AIM
Take from the listing each line that has the string "решений".

## start

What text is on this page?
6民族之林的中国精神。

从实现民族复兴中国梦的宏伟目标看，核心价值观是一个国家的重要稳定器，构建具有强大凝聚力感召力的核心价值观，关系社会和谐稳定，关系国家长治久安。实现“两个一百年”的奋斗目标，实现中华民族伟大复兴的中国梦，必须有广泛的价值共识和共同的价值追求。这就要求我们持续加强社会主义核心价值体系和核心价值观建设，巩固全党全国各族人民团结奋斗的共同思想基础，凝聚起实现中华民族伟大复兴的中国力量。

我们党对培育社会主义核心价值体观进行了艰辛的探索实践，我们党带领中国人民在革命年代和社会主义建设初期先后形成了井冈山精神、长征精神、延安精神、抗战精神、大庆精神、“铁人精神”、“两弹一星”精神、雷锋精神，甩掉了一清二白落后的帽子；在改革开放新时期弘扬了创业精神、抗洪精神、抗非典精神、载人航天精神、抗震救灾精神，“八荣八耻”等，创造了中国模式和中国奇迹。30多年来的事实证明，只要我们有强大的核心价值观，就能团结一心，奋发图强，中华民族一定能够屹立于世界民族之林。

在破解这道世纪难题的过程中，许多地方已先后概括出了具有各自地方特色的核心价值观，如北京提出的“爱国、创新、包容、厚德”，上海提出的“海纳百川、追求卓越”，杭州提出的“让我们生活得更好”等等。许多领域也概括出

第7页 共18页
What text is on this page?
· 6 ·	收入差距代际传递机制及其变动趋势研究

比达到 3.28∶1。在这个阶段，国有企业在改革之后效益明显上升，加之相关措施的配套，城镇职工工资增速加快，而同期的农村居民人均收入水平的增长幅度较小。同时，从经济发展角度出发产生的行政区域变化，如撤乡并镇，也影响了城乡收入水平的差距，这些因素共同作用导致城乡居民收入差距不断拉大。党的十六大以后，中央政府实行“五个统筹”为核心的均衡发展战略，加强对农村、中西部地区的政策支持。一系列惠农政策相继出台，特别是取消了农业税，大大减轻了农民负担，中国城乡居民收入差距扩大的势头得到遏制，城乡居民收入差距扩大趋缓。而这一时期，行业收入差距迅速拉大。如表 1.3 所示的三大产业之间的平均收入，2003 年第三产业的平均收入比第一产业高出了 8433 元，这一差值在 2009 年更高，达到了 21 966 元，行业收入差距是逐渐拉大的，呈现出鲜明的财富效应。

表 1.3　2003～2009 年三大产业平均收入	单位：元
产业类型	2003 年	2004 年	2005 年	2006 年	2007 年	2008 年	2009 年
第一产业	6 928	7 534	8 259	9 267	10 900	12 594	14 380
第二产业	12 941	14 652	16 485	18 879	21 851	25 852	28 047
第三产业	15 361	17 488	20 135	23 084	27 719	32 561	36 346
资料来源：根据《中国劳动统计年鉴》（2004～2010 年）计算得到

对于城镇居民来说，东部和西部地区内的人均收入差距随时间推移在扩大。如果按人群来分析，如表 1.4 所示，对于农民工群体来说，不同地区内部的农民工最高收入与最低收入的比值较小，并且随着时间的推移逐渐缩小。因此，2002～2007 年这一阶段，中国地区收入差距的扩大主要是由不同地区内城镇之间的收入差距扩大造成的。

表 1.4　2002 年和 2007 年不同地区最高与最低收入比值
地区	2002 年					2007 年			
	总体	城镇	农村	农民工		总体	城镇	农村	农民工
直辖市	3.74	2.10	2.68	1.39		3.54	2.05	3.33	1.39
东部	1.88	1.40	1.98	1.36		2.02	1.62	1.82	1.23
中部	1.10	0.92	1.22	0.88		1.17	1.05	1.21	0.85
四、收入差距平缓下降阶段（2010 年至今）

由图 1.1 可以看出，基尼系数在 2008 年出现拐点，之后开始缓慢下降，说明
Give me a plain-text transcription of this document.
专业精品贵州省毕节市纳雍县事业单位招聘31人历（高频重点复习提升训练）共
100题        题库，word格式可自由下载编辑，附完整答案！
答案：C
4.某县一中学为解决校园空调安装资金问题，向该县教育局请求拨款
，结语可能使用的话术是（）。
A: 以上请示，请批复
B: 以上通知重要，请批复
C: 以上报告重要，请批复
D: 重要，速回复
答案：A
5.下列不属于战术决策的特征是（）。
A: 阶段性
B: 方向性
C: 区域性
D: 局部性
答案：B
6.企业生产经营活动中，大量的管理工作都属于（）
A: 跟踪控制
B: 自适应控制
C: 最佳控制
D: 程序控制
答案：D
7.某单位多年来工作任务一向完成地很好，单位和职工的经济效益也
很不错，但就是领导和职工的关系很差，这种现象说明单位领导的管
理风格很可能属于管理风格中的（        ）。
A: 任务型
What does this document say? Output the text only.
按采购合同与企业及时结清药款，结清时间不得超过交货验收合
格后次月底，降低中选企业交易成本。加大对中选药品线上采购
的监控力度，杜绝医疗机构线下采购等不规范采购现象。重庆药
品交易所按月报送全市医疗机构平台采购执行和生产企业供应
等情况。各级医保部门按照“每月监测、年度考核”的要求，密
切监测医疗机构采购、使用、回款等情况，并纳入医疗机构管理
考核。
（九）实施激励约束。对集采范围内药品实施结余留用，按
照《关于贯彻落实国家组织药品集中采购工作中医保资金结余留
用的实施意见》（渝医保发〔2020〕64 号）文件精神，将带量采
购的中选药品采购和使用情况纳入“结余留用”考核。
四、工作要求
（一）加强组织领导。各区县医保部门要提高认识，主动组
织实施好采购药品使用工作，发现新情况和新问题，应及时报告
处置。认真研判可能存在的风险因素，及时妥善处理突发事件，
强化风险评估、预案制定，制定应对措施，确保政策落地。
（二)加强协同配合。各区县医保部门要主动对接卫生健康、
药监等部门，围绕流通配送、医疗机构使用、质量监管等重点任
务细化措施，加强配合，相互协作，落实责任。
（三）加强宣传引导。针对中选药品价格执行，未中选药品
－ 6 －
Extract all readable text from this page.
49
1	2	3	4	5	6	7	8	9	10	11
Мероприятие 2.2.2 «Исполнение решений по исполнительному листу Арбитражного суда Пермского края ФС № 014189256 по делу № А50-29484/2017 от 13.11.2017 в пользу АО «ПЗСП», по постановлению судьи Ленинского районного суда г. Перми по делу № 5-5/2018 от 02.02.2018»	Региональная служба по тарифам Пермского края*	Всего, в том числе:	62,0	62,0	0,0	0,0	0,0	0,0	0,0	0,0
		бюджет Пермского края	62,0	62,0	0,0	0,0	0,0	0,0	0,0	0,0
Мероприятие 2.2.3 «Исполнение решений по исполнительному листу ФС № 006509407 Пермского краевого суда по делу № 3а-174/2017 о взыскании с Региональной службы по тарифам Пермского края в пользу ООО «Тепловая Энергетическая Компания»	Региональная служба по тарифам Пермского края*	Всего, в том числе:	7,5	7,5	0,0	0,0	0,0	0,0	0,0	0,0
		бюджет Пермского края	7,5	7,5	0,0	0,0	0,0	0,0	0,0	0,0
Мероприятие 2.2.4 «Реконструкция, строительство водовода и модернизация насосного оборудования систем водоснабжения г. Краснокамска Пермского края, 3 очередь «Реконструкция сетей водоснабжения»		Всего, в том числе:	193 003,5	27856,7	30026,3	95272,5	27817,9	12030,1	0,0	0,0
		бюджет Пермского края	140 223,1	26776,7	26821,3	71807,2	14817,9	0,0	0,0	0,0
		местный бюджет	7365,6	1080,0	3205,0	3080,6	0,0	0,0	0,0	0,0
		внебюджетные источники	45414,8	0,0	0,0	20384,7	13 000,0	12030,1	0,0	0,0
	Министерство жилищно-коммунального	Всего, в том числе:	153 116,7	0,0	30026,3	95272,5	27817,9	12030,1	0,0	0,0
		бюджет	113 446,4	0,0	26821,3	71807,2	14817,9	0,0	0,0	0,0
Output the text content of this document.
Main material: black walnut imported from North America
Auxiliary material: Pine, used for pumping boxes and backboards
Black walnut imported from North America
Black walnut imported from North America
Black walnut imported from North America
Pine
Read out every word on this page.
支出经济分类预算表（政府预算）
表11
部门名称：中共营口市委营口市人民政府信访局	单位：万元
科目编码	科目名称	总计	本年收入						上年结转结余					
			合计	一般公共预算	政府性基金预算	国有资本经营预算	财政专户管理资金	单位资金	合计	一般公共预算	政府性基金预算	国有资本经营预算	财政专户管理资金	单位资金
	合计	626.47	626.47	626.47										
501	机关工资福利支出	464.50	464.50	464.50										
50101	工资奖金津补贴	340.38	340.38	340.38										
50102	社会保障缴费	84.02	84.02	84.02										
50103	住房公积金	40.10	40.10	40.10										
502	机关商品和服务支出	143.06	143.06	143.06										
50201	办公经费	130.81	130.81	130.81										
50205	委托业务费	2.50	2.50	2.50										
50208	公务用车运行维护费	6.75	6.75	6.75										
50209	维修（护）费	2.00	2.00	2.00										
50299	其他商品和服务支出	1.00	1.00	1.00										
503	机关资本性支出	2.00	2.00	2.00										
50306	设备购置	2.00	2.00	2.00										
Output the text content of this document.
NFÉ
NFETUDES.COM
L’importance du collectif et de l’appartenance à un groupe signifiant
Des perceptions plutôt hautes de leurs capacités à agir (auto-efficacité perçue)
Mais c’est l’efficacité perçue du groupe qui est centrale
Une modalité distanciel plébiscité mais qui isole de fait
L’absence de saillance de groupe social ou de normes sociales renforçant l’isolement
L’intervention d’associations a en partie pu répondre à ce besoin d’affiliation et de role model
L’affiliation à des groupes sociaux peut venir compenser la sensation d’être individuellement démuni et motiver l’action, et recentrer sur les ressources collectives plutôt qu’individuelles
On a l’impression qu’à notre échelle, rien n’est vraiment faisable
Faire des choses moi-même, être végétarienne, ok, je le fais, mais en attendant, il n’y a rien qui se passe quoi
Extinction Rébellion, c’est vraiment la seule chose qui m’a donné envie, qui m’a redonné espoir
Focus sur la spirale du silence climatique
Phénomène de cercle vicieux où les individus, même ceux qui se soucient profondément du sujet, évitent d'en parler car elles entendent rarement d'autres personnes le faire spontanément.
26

## end

CORRECT ANSWER
Мероприятие 2.2.2 «Исполнение решений по исполнительному листу Арбитражного суда Пермского края ФС № 014189256 по делу № А50-29484/2017 от 13.11.2017 в пользу АО «ПЗСП», по постановлению судьи Ленинского районного суда г. Перми по делу № 5-5/2018 от 02.02.2018»	Региональная служба по тарифам Пермского края*	Всего, в том числе:	62,0	62,0	0,0	0,0	0,0	0,0	0,0	0,0
Мероприятие 2.2.3 «Исполнение решений по исполнительному листу ФС № 006509407 Пермского краевого суда по делу № 3а-174/2017 о взыскании с Региональной службы по тарифам Пермского края в пользу ООО «Тепловая Энергетическая Компания»	Региональная служба по тарифам Пермского края*	Всего, в том числе:	7,5	7,5	0,0	0,0	0,0	0,0	0,0	0,0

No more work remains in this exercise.